All material below is to be reproduced exactly.

-- Start of Data --

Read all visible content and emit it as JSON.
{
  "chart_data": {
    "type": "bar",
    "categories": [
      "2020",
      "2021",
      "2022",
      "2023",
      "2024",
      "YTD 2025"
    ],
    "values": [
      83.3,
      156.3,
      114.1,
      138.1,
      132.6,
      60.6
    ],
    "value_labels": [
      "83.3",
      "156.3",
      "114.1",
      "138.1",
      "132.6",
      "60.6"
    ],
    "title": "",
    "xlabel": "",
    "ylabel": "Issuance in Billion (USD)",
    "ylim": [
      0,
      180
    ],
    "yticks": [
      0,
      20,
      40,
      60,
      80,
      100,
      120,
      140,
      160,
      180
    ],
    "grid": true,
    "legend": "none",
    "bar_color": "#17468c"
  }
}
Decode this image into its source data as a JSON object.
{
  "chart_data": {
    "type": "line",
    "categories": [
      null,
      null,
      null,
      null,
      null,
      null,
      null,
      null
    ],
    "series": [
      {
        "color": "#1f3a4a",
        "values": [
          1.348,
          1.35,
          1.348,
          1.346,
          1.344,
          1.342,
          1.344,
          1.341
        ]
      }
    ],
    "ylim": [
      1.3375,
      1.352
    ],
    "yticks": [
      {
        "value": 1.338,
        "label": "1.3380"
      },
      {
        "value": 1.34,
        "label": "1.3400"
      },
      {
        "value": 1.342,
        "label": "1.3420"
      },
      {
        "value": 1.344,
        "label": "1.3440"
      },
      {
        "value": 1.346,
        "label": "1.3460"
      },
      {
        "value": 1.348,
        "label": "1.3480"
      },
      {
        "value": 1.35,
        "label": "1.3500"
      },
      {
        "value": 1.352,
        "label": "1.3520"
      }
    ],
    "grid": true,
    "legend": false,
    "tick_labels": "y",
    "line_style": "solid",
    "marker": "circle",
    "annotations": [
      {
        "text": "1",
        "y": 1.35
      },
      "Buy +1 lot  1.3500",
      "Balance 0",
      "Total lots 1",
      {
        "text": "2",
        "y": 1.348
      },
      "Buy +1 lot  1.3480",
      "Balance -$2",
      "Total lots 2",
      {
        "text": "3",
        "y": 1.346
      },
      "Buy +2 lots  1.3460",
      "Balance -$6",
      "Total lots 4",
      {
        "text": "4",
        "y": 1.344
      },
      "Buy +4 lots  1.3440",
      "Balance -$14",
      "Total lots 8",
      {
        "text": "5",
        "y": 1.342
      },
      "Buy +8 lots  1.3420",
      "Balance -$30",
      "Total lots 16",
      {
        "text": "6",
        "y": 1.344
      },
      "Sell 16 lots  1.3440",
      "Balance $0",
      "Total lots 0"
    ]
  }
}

-- End of Data --

Result of this task:
Read all visible content and emit it as JSON.
{
  "chart_data": {
    "type": "bar",
    "categories": [
      "2020",
      "2021",
      "2022",
      "2023",
      "2024",
      "YTD 2025"
    ],
    "values": [
      83.3,
      156.3,
      114.1,
      138.1,
      132.6,
      60.6
    ],
    "value_labels": [
      "83.3",
      "156.3",
      "114.1",
      "138.1",
      "132.6",
      "60.6"
    ],
    "title": "",
    "xlabel": "",
    "ylabel": "Issuance in Billion (USD)",
    "ylim": [
      0,
      180
    ],
    "yticks": [
      0,
      20,
      40,
      60,
      80,
      100,
      120,
      140,
      160,
      180
    ],
    "grid": true,
    "legend": "none",
    "bar_color": "#17468c"
  }
}
Decode this image into its source data as a JSON object.
{
  "chart_data": {
    "type": "line",
    "categories": [
      null,
      null,
      null,
      null,
      null,
      null,
      null,
      null
    ],
    "series": [
      {
        "color": "#1f3a4a",
        "values": [
          1.348,
          1.35,
          1.348,
          1.346,
          1.344,
          1.342,
          1.344,
          1.341
        ]
      }
    ],
    "ylim": [
      1.3375,
      1.352
    ],
    "yticks": [
      {
        "value": 1.338,
        "label": "1.3380"
      },
      {
        "value": 1.34,
        "label": "1.3400"
      },
      {
        "value": 1.342,
        "label": "1.3420"
      },
      {
        "value": 1.344,
        "label": "1.3440"
      },
      {
        "value": 1.346,
        "label": "1.3460"
      },
      {
        "value": 1.348,
        "label": "1.3480"
      },
      {
        "value": 1.35,
        "label": "1.3500"
      },
      {
        "value": 1.352,
        "label": "1.3520"
      }
    ],
    "grid": true,
    "legend": false,
    "tick_labels": "y",
    "line_style": "solid",
    "marker": "circle",
    "annotations": [
      {
        "text": "1",
        "y": 1.35
      },
      "Buy +1 lot  1.3500",
      "Balance 0",
      "Total lots 1",
      {
        "text": "2",
        "y": 1.348
      },
      "Buy +1 lot  1.3480",
      "Balance -$2",
      "Total lots 2",
      {
        "text": "3",
        "y": 1.346
      },
      "Buy +2 lots  1.3460",
      "Balance -$6",
      "Total lots 4",
      {
        "text": "4",
        "y": 1.344
      },
      "Buy +4 lots  1.3440",
      "Balance -$14",
      "Total lots 8",
      {
        "text": "5",
        "y": 1.342
      },
      "Buy +8 lots  1.3420",
      "Balance -$30",
      "Total lots 16",
      {
        "text": "6",
        "y": 1.344
      },
      "Sell 16 lots  1.3440",
      "Balance $0",
      "Total lots 0"
    ]
  }
}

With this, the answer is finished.